• _Entries shown_
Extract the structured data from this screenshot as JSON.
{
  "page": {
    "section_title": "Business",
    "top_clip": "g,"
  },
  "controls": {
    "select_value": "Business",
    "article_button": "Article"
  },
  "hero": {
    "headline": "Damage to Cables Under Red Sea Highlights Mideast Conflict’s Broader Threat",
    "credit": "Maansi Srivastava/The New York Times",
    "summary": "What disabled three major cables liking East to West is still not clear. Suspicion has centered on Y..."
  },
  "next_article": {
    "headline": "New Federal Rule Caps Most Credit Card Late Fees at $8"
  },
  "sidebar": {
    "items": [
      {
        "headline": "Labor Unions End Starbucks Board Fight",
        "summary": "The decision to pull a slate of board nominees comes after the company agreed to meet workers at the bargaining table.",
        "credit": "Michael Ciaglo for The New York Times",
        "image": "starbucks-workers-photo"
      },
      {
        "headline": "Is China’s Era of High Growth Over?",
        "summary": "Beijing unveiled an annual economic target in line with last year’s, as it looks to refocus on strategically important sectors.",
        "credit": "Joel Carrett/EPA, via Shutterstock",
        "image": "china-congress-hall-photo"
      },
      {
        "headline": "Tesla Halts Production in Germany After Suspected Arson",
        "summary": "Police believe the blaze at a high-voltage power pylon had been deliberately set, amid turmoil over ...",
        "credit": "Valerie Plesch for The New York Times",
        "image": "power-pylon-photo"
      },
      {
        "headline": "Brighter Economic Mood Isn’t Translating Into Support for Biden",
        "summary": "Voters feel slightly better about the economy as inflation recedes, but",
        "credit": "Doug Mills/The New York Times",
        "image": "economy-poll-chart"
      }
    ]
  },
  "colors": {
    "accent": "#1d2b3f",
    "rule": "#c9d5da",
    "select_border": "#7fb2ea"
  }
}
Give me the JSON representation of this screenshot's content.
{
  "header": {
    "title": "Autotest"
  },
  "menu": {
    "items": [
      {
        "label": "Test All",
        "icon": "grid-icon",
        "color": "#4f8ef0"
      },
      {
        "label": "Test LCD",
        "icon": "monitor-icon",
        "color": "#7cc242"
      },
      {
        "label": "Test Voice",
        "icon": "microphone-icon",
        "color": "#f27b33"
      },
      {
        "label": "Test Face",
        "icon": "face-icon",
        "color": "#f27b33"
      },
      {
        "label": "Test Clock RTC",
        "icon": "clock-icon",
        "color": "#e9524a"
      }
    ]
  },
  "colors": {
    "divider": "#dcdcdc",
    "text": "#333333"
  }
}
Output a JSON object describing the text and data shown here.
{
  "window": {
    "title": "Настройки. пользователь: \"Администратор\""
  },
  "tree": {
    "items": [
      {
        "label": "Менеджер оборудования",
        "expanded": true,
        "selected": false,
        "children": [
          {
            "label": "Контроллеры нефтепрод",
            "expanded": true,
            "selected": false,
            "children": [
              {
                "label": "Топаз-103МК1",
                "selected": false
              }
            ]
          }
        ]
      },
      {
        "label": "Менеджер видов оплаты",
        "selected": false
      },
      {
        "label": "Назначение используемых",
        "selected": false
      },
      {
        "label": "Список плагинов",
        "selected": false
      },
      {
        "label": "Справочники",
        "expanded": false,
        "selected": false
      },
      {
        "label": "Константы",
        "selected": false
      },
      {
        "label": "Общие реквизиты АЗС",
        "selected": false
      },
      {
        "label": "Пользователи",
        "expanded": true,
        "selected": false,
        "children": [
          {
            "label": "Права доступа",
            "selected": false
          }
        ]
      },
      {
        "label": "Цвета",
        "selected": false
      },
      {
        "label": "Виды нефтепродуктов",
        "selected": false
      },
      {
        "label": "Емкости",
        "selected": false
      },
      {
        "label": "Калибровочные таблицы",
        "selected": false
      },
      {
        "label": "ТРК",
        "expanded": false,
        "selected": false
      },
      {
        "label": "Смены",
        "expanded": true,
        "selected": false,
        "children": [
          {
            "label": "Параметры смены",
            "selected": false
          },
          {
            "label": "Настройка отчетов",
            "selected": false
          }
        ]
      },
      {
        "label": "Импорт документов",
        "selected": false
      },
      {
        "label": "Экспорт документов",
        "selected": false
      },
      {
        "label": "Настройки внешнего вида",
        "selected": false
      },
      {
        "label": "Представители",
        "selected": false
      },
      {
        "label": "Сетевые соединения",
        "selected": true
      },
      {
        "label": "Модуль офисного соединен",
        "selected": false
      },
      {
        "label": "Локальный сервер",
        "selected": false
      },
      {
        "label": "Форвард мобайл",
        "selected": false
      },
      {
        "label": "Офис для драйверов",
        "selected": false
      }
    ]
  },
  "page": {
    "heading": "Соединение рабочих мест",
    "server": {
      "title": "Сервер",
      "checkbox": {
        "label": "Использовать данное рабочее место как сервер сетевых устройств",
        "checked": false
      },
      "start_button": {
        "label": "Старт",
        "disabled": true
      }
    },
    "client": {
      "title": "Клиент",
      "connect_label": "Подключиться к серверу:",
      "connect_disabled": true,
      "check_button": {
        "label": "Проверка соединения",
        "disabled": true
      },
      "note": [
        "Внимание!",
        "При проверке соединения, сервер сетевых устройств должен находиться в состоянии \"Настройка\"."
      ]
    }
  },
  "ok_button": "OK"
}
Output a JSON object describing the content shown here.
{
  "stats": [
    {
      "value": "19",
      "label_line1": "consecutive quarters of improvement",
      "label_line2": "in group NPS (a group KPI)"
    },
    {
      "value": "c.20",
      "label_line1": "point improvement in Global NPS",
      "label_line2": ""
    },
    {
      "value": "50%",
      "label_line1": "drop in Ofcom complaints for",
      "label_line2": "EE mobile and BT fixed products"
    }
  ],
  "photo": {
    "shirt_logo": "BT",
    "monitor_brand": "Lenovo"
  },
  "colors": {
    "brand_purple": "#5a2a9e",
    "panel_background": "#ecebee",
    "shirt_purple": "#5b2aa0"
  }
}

• _What you will do_
Output every line above without altering anything.

• _Output below_
Extract the structured data from this screenshot as JSON.
{
  "page": {
    "section_title": "Business",
    "top_clip": "g,"
  },
  "controls": {
    "select_value": "Business",
    "article_button": "Article"
  },
  "hero": {
    "headline": "Damage to Cables Under Red Sea Highlights Mideast Conflict’s Broader Threat",
    "credit": "Maansi Srivastava/The New York Times",
    "summary": "What disabled three major cables liking East to West is still not clear. Suspicion has centered on Y..."
  },
  "next_article": {
    "headline": "New Federal Rule Caps Most Credit Card Late Fees at $8"
  },
  "sidebar": {
    "items": [
      {
        "headline": "Labor Unions End Starbucks Board Fight",
        "summary": "The decision to pull a slate of board nominees comes after the company agreed to meet workers at the bargaining table.",
        "credit": "Michael Ciaglo for The New York Times",
        "image": "starbucks-workers-photo"
      },
      {
        "headline": "Is China’s Era of High Growth Over?",
        "summary": "Beijing unveiled an annual economic target in line with last year’s, as it looks to refocus on strategically important sectors.",
        "credit": "Joel Carrett/EPA, via Shutterstock",
        "image": "china-congress-hall-photo"
      },
      {
        "headline": "Tesla Halts Production in Germany After Suspected Arson",
        "summary": "Police believe the blaze at a high-voltage power pylon had been deliberately set, amid turmoil over ...",
        "credit": "Valerie Plesch for The New York Times",
        "image": "power-pylon-photo"
      },
      {
        "headline": "Brighter Economic Mood Isn’t Translating Into Support for Biden",
        "summary": "Voters feel slightly better about the economy as inflation recedes, but",
        "credit": "Doug Mills/The New York Times",
        "image": "economy-poll-chart"
      }
    ]
  },
  "colors": {
    "accent": "#1d2b3f",
    "rule": "#c9d5da",
    "select_border": "#7fb2ea"
  }
}
Give me the JSON representation of this screenshot's content.
{
  "header": {
    "title": "Autotest"
  },
  "menu": {
    "items": [
      {
        "label": "Test All",
        "icon": "grid-icon",
        "color": "#4f8ef0"
      },
      {
        "label": "Test LCD",
        "icon": "monitor-icon",
        "color": "#7cc242"
      },
      {
        "label": "Test Voice",
        "icon": "microphone-icon",
        "color": "#f27b33"
      },
      {
        "label": "Test Face",
        "icon": "face-icon",
        "color": "#f27b33"
      },
      {
        "label": "Test Clock RTC",
        "icon": "clock-icon",
        "color": "#e9524a"
      }
    ]
  },
  "colors": {
    "divider": "#dcdcdc",
    "text": "#333333"
  }
}
Output a JSON object describing the text and data shown here.
{
  "window": {
    "title": "Настройки. пользователь: \"Администратор\""
  },
  "tree": {
    "items": [
      {
        "label": "Менеджер оборудования",
        "expanded": true,
        "selected": false,
        "children": [
          {
            "label": "Контроллеры нефтепрод",
            "expanded": true,
            "selected": false,
            "children": [
              {
                "label": "Топаз-103МК1",
                "selected": false
              }
            ]
          }
        ]
      },
      {
        "label": "Менеджер видов оплаты",
        "selected": false
      },
      {
        "label": "Назначение используемых",
        "selected": false
      },
      {
        "label": "Список плагинов",
        "selected": false
      },
      {
        "label": "Справочники",
        "expanded": false,
        "selected": false
      },
      {
        "label": "Константы",
        "selected": false
      },
      {
        "label": "Общие реквизиты АЗС",
        "selected": false
      },
      {
        "label": "Пользователи",
        "expanded": true,
        "selected": false,
        "children": [
          {
            "label": "Права доступа",
            "selected": false
          }
        ]
      },
      {
        "label": "Цвета",
        "selected": false
      },
      {
        "label": "Виды нефтепродуктов",
        "selected": false
      },
      {
        "label": "Емкости",
        "selected": false
      },
      {
        "label": "Калибровочные таблицы",
        "selected": false
      },
      {
        "label": "ТРК",
        "expanded": false,
        "selected": false
      },
      {
        "label": "Смены",
        "expanded": true,
        "selected": false,
        "children": [
          {
            "label": "Параметры смены",
            "selected": false
          },
          {
            "label": "Настройка отчетов",
            "selected": false
          }
        ]
      },
      {
        "label": "Импорт документов",
        "selected": false
      },
      {
        "label": "Экспорт документов",
        "selected": false
      },
      {
        "label": "Настройки внешнего вида",
        "selected": false
      },
      {
        "label": "Представители",
        "selected": false
      },
      {
        "label": "Сетевые соединения",
        "selected": true
      },
      {
        "label": "Модуль офисного соединен",
        "selected": false
      },
      {
        "label": "Локальный сервер",
        "selected": false
      },
      {
        "label": "Форвард мобайл",
        "selected": false
      },
      {
        "label": "Офис для драйверов",
        "selected": false
      }
    ]
  },
  "page": {
    "heading": "Соединение рабочих мест",
    "server": {
      "title": "Сервер",
      "checkbox": {
        "label": "Использовать данное рабочее место как сервер сетевых устройств",
        "checked": false
      },
      "start_button": {
        "label": "Старт",
        "disabled": true
      }
    },
    "client": {
      "title": "Клиент",
      "connect_label": "Подключиться к серверу:",
      "connect_disabled": true,
      "check_button": {
        "label": "Проверка соединения",
        "disabled": true
      },
      "note": [
        "Внимание!",
        "При проверке соединения, сервер сетевых устройств должен находиться в состоянии \"Настройка\"."
      ]
    }
  },
  "ok_button": "OK"
}
Output a JSON object describing the content shown here.
{
  "stats": [
    {
      "value": "19",
      "label_line1": "consecutive quarters of improvement",
      "label_line2": "in group NPS (a group KPI)"
    },
    {
      "value": "c.20",
      "label_line1": "point improvement in Global NPS",
      "label_line2": ""
    },
    {
      "value": "50%",
      "label_line1": "drop in Ofcom complaints for",
      "label_line2": "EE mobile and BT fixed products"
    }
  ],
  "photo": {
    "shirt_logo": "BT",
    "monitor_brand": "Lenovo"
  },
  "colors": {
    "brand_purple": "#5a2a9e",
    "panel_background": "#ecebee",
    "shirt_purple": "#5b2aa0"
  }
}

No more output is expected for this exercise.